§ **EXERCISE**:
Every record below should be written out exactly; pictures stay out.

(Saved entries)
^^^^
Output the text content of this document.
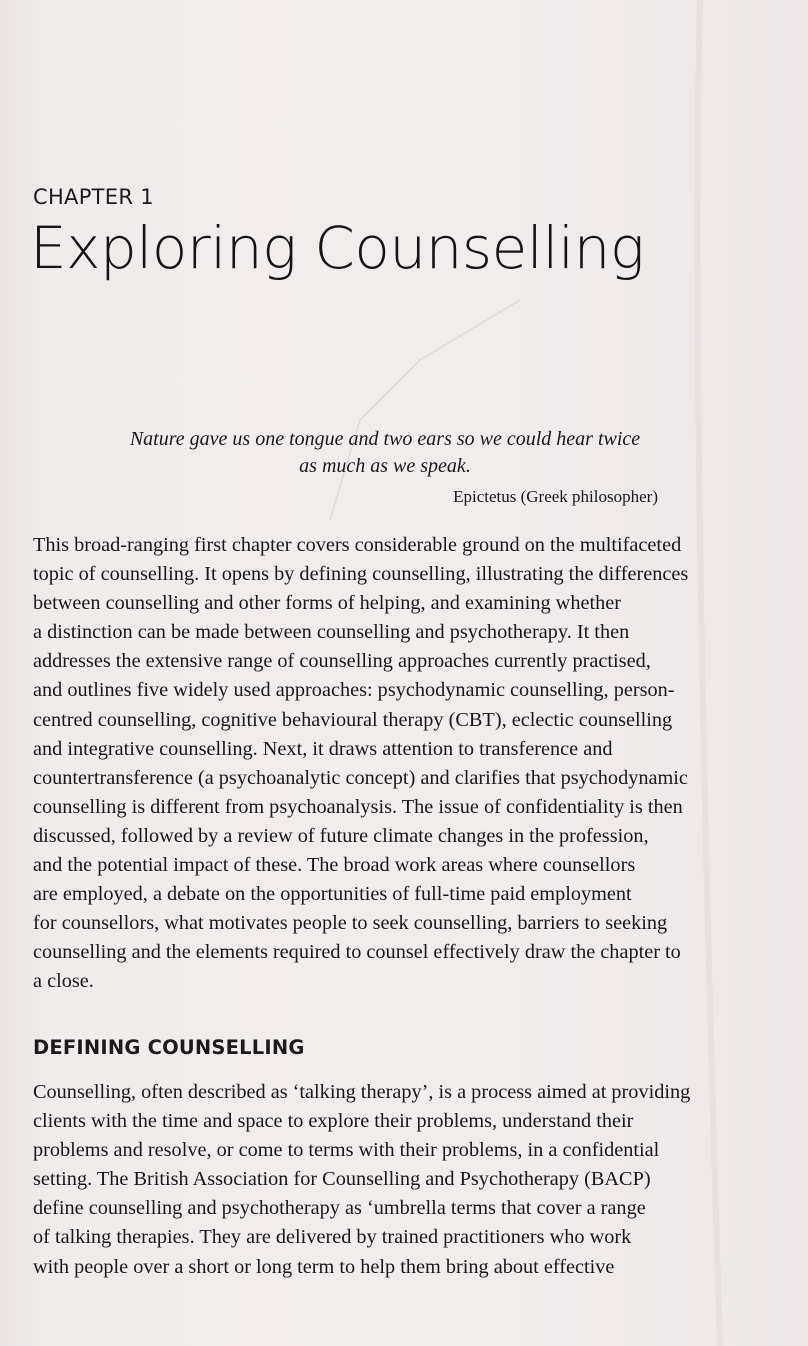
CHAPTER 1
Exploring Counselling
Nature gave us one tongue and two ears so we could hear twice
as much as we speak.
Epictetus (Greek philosopher)
This broad-ranging first chapter covers considerable ground on the multifaceted
topic of counselling. It opens by defining counselling, illustrating the differences
between counselling and other forms of helping, and examining whether
a distinction can be made between counselling and psychotherapy. It then
addresses the extensive range of counselling approaches currently practised,
and outlines five widely used approaches: psychodynamic counselling, person-
centred counselling, cognitive behavioural therapy (CBT), eclectic counselling
and integrative counselling. Next, it draws attention to transference and
countertransference (a psychoanalytic concept) and clarifies that psychodynamic
counselling is different from psychoanalysis. The issue of confidentiality is then
discussed, followed by a review of future climate changes in the profession,
and the potential impact of these. The broad work areas where counsellors
are employed, a debate on the opportunities of full-time paid employment
for counsellors, what motivates people to seek counselling, barriers to seeking
counselling and the elements required to counsel effectively draw the chapter to
a close.
DEFINING COUNSELLING
Counselling, often described as ‘talking therapy’, is a process aimed at providing
clients with the time and space to explore their problems, understand their
problems and resolve, or come to terms with their problems, in a confidential
setting. The British Association for Counselling and Psychotherapy (BACP)
define counselling and psychotherapy as ‘umbrella terms that cover a range
of talking therapies. They are delivered by trained practitioners who work
with people over a short or long term to help them bring about effective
^^^^
§ **OUTPUT OF THE EXERCISE**:
Output the text content of this document.
CHAPTER 1
Exploring Counselling
Nature gave us one tongue and two ears so we could hear twice
as much as we speak.
Epictetus (Greek philosopher)
This broad-ranging first chapter covers considerable ground on the multifaceted
topic of counselling. It opens by defining counselling, illustrating the differences
between counselling and other forms of helping, and examining whether
a distinction can be made between counselling and psychotherapy. It then
addresses the extensive range of counselling approaches currently practised,
and outlines five widely used approaches: psychodynamic counselling, person-
centred counselling, cognitive behavioural therapy (CBT), eclectic counselling
and integrative counselling. Next, it draws attention to transference and
countertransference (a psychoanalytic concept) and clarifies that psychodynamic
counselling is different from psychoanalysis. The issue of confidentiality is then
discussed, followed by a review of future climate changes in the profession,
and the potential impact of these. The broad work areas where counsellors
are employed, a debate on the opportunities of full-time paid employment
for counsellors, what motivates people to seek counselling, barriers to seeking
counselling and the elements required to counsel effectively draw the chapter to
a close.
DEFINING COUNSELLING
Counselling, often described as ‘talking therapy’, is a process aimed at providing
clients with the time and space to explore their problems, understand their
problems and resolve, or come to terms with their problems, in a confidential
setting. The British Association for Counselling and Psychotherapy (BACP)
define counselling and psychotherapy as ‘umbrella terms that cover a range
of talking therapies. They are delivered by trained practitioners who work
with people over a short or long term to help them bring about effective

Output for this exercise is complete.